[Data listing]
========

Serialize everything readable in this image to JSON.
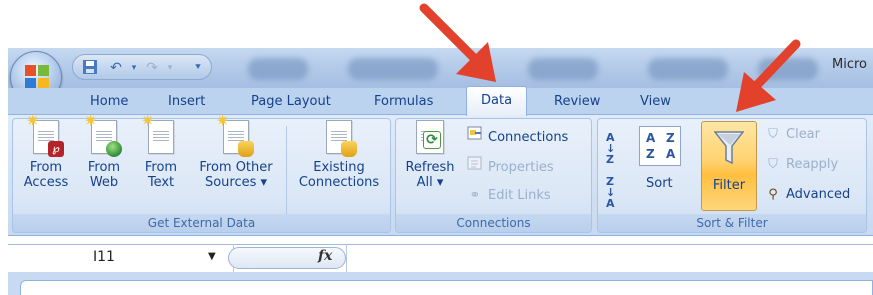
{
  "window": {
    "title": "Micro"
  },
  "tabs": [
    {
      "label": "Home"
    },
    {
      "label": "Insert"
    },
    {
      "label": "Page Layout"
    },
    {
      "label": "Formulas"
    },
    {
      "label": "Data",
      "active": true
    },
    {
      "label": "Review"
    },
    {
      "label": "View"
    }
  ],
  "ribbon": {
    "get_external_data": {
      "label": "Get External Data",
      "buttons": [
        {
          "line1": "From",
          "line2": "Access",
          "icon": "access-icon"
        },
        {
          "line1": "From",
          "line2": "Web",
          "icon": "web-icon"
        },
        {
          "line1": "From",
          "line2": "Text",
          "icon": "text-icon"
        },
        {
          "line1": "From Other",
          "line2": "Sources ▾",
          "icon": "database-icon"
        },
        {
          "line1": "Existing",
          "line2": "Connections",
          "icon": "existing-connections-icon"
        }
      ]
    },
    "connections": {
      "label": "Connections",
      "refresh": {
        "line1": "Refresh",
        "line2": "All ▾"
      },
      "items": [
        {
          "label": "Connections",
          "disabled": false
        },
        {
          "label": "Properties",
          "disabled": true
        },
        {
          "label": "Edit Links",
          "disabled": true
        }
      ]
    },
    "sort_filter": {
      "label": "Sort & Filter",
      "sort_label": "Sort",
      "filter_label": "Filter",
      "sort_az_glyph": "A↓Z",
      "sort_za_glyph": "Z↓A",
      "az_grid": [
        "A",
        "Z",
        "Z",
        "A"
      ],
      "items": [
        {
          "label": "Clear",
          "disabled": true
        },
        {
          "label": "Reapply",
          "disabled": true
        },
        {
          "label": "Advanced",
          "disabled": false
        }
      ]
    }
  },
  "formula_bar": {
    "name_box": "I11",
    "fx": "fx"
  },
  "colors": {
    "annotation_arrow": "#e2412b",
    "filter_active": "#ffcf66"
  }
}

========

Scan the listing above. Collect all lines with the word "icon".

          "icon": "access-icon"
          "icon": "web-icon"
          "icon": "text-icon"
          "icon": "database-icon"
          "icon": "existing-connections-icon"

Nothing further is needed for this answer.